··· DATASET RECORDS

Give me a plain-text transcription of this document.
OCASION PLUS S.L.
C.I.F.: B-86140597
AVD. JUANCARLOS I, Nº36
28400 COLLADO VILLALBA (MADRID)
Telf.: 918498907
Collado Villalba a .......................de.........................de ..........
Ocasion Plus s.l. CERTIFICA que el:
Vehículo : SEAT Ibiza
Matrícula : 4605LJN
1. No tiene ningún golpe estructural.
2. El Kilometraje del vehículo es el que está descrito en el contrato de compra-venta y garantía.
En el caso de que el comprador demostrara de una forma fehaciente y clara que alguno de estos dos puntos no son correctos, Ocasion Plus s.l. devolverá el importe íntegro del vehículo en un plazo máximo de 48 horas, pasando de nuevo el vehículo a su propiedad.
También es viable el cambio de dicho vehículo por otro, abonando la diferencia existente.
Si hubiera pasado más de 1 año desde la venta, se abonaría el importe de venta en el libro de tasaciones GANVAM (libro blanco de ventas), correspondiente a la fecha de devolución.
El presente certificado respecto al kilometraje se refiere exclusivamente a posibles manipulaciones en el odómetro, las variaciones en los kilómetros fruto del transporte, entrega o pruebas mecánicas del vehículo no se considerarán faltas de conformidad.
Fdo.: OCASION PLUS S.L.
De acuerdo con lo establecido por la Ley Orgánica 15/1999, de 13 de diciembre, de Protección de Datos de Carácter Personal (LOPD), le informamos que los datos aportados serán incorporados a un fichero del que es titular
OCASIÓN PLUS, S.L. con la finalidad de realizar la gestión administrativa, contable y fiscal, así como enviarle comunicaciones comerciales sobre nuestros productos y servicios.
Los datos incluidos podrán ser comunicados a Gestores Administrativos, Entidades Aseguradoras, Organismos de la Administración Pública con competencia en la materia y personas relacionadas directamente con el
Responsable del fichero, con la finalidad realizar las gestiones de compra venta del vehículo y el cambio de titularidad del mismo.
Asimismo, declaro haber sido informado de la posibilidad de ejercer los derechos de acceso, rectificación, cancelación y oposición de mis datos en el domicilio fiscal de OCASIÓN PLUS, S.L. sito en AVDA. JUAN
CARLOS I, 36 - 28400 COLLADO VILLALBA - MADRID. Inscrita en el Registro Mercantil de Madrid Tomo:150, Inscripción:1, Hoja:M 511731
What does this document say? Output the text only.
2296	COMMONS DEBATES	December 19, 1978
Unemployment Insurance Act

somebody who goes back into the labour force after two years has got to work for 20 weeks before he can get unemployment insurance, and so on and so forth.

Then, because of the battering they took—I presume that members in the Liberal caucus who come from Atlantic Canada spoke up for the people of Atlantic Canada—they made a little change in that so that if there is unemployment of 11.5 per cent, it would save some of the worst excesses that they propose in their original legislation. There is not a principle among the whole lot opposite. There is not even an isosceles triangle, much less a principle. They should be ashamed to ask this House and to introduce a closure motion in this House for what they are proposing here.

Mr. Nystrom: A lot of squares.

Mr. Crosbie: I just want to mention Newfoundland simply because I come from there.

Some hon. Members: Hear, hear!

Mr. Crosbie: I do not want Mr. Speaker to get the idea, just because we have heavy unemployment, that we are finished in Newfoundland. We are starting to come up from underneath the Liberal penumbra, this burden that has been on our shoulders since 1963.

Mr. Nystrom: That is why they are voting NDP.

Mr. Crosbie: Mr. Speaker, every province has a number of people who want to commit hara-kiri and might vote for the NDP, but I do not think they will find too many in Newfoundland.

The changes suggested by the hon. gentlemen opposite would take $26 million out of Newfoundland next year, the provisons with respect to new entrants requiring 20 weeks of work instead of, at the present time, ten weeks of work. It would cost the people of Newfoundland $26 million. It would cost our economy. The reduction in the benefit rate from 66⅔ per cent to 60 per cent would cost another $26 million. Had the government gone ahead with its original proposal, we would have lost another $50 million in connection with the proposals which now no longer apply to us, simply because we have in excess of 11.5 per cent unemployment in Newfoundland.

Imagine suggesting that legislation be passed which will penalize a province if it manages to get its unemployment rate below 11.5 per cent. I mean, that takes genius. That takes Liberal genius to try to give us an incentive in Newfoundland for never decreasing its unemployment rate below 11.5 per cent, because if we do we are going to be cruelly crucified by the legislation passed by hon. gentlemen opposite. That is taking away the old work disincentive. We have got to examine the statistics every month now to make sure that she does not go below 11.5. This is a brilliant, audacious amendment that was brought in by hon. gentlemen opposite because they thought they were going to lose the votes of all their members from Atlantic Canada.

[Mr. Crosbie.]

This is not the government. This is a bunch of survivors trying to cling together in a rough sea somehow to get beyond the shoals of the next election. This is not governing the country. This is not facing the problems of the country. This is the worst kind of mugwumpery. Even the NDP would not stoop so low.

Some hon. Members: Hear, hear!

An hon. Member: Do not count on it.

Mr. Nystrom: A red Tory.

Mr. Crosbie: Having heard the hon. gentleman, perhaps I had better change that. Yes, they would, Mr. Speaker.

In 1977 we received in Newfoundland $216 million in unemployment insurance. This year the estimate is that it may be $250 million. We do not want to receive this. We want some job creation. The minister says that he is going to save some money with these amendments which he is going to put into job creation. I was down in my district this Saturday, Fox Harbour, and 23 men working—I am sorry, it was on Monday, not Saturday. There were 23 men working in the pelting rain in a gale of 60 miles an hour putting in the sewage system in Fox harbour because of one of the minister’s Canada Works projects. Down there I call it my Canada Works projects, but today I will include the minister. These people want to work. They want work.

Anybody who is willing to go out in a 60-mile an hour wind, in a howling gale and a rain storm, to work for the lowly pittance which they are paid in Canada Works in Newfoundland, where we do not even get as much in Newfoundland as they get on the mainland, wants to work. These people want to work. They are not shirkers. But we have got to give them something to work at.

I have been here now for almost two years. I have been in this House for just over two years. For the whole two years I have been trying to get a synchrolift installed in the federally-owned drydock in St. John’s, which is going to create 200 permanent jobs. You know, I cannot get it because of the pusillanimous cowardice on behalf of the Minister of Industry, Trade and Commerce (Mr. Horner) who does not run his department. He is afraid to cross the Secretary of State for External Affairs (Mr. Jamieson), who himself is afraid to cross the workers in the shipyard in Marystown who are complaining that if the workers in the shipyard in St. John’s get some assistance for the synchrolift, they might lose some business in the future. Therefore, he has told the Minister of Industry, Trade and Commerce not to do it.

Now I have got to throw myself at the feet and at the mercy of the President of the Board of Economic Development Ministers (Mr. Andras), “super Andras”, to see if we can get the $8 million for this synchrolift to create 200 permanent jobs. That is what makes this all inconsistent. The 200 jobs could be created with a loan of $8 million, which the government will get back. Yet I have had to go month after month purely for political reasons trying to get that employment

······

*SHORT TASK:* Each entry above is to be set down again in exactly the same words.

*REPLY:*
Give me a plain-text transcription of this document.
OCASION PLUS S.L.
C.I.F.: B-86140597
AVD. JUANCARLOS I, Nº36
28400 COLLADO VILLALBA (MADRID)
Telf.: 918498907
Collado Villalba a .......................de.........................de ..........
Ocasion Plus s.l. CERTIFICA que el:
Vehículo : SEAT Ibiza
Matrícula : 4605LJN
1. No tiene ningún golpe estructural.
2. El Kilometraje del vehículo es el que está descrito en el contrato de compra-venta y garantía.
En el caso de que el comprador demostrara de una forma fehaciente y clara que alguno de estos dos puntos no son correctos, Ocasion Plus s.l. devolverá el importe íntegro del vehículo en un plazo máximo de 48 horas, pasando de nuevo el vehículo a su propiedad.
También es viable el cambio de dicho vehículo por otro, abonando la diferencia existente.
Si hubiera pasado más de 1 año desde la venta, se abonaría el importe de venta en el libro de tasaciones GANVAM (libro blanco de ventas), correspondiente a la fecha de devolución.
El presente certificado respecto al kilometraje se refiere exclusivamente a posibles manipulaciones en el odómetro, las variaciones en los kilómetros fruto del transporte, entrega o pruebas mecánicas del vehículo no se considerarán faltas de conformidad.
Fdo.: OCASION PLUS S.L.
De acuerdo con lo establecido por la Ley Orgánica 15/1999, de 13 de diciembre, de Protección de Datos de Carácter Personal (LOPD), le informamos que los datos aportados serán incorporados a un fichero del que es titular
OCASIÓN PLUS, S.L. con la finalidad de realizar la gestión administrativa, contable y fiscal, así como enviarle comunicaciones comerciales sobre nuestros productos y servicios.
Los datos incluidos podrán ser comunicados a Gestores Administrativos, Entidades Aseguradoras, Organismos de la Administración Pública con competencia en la materia y personas relacionadas directamente con el
Responsable del fichero, con la finalidad realizar las gestiones de compra venta del vehículo y el cambio de titularidad del mismo.
Asimismo, declaro haber sido informado de la posibilidad de ejercer los derechos de acceso, rectificación, cancelación y oposición de mis datos en el domicilio fiscal de OCASIÓN PLUS, S.L. sito en AVDA. JUAN
CARLOS I, 36 - 28400 COLLADO VILLALBA - MADRID. Inscrita en el Registro Mercantil de Madrid Tomo:150, Inscripción:1, Hoja:M 511731
What does this document say? Output the text only.
2296	COMMONS DEBATES	December 19, 1978
Unemployment Insurance Act

somebody who goes back into the labour force after two years has got to work for 20 weeks before he can get unemployment insurance, and so on and so forth.

Then, because of the battering they took—I presume that members in the Liberal caucus who come from Atlantic Canada spoke up for the people of Atlantic Canada—they made a little change in that so that if there is unemployment of 11.5 per cent, it would save some of the worst excesses that they propose in their original legislation. There is not a principle among the whole lot opposite. There is not even an isosceles triangle, much less a principle. They should be ashamed to ask this House and to introduce a closure motion in this House for what they are proposing here.

Mr. Nystrom: A lot of squares.

Mr. Crosbie: I just want to mention Newfoundland simply because I come from there.

Some hon. Members: Hear, hear!

Mr. Crosbie: I do not want Mr. Speaker to get the idea, just because we have heavy unemployment, that we are finished in Newfoundland. We are starting to come up from underneath the Liberal penumbra, this burden that has been on our shoulders since 1963.

Mr. Nystrom: That is why they are voting NDP.

Mr. Crosbie: Mr. Speaker, every province has a number of people who want to commit hara-kiri and might vote for the NDP, but I do not think they will find too many in Newfoundland.

The changes suggested by the hon. gentlemen opposite would take $26 million out of Newfoundland next year, the provisons with respect to new entrants requiring 20 weeks of work instead of, at the present time, ten weeks of work. It would cost the people of Newfoundland $26 million. It would cost our economy. The reduction in the benefit rate from 66⅔ per cent to 60 per cent would cost another $26 million. Had the government gone ahead with its original proposal, we would have lost another $50 million in connection with the proposals which now no longer apply to us, simply because we have in excess of 11.5 per cent unemployment in Newfoundland.

Imagine suggesting that legislation be passed which will penalize a province if it manages to get its unemployment rate below 11.5 per cent. I mean, that takes genius. That takes Liberal genius to try to give us an incentive in Newfoundland for never decreasing its unemployment rate below 11.5 per cent, because if we do we are going to be cruelly crucified by the legislation passed by hon. gentlemen opposite. That is taking away the old work disincentive. We have got to examine the statistics every month now to make sure that she does not go below 11.5. This is a brilliant, audacious amendment that was brought in by hon. gentlemen opposite because they thought they were going to lose the votes of all their members from Atlantic Canada.

[Mr. Crosbie.]

This is not the government. This is a bunch of survivors trying to cling together in a rough sea somehow to get beyond the shoals of the next election. This is not governing the country. This is not facing the problems of the country. This is the worst kind of mugwumpery. Even the NDP would not stoop so low.

Some hon. Members: Hear, hear!

An hon. Member: Do not count on it.

Mr. Nystrom: A red Tory.

Mr. Crosbie: Having heard the hon. gentleman, perhaps I had better change that. Yes, they would, Mr. Speaker.

In 1977 we received in Newfoundland $216 million in unemployment insurance. This year the estimate is that it may be $250 million. We do not want to receive this. We want some job creation. The minister says that he is going to save some money with these amendments which he is going to put into job creation. I was down in my district this Saturday, Fox Harbour, and 23 men working—I am sorry, it was on Monday, not Saturday. There were 23 men working in the pelting rain in a gale of 60 miles an hour putting in the sewage system in Fox harbour because of one of the minister’s Canada Works projects. Down there I call it my Canada Works projects, but today I will include the minister. These people want to work. They want work.

Anybody who is willing to go out in a 60-mile an hour wind, in a howling gale and a rain storm, to work for the lowly pittance which they are paid in Canada Works in Newfoundland, where we do not even get as much in Newfoundland as they get on the mainland, wants to work. These people want to work. They are not shirkers. But we have got to give them something to work at.

I have been here now for almost two years. I have been in this House for just over two years. For the whole two years I have been trying to get a synchrolift installed in the federally-owned drydock in St. John’s, which is going to create 200 permanent jobs. You know, I cannot get it because of the pusillanimous cowardice on behalf of the Minister of Industry, Trade and Commerce (Mr. Horner) who does not run his department. He is afraid to cross the Secretary of State for External Affairs (Mr. Jamieson), who himself is afraid to cross the workers in the shipyard in Marystown who are complaining that if the workers in the shipyard in St. John’s get some assistance for the synchrolift, they might lose some business in the future. Therefore, he has told the Minister of Industry, Trade and Commerce not to do it.

Now I have got to throw myself at the feet and at the mercy of the President of the Board of Economic Development Ministers (Mr. Andras), “super Andras”, to see if we can get the $8 million for this synchrolift to create 200 permanent jobs. That is what makes this all inconsistent. The 200 jobs could be created with a loan of $8 million, which the government will get back. Yet I have had to go month after month purely for political reasons trying to get that employment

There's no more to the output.